Exercise details: Provide the count of lines that hold "strongest" and no other output.

(Stored items)
───

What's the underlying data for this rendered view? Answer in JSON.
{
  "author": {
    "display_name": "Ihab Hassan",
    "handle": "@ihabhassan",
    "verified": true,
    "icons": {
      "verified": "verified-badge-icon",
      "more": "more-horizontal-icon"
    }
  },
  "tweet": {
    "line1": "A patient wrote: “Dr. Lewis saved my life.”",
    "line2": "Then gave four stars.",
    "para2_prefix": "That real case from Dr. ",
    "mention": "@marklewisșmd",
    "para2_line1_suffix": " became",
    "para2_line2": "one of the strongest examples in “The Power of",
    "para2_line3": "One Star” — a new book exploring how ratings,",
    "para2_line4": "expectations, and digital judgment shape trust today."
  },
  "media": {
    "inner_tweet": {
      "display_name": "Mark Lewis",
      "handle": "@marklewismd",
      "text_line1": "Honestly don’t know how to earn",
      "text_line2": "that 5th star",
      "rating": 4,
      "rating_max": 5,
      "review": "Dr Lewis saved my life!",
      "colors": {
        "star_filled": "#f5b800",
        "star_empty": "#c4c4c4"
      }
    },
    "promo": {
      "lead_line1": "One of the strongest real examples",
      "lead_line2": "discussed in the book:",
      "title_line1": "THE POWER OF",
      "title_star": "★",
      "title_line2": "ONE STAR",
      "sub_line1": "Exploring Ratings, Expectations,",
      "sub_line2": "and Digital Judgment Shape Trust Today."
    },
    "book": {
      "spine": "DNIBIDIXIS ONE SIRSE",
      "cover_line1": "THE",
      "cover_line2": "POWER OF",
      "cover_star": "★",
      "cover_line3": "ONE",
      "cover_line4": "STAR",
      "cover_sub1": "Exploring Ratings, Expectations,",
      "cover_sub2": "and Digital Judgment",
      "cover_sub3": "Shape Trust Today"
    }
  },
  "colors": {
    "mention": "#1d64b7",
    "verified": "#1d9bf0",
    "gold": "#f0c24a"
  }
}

───

Solution to this task: 2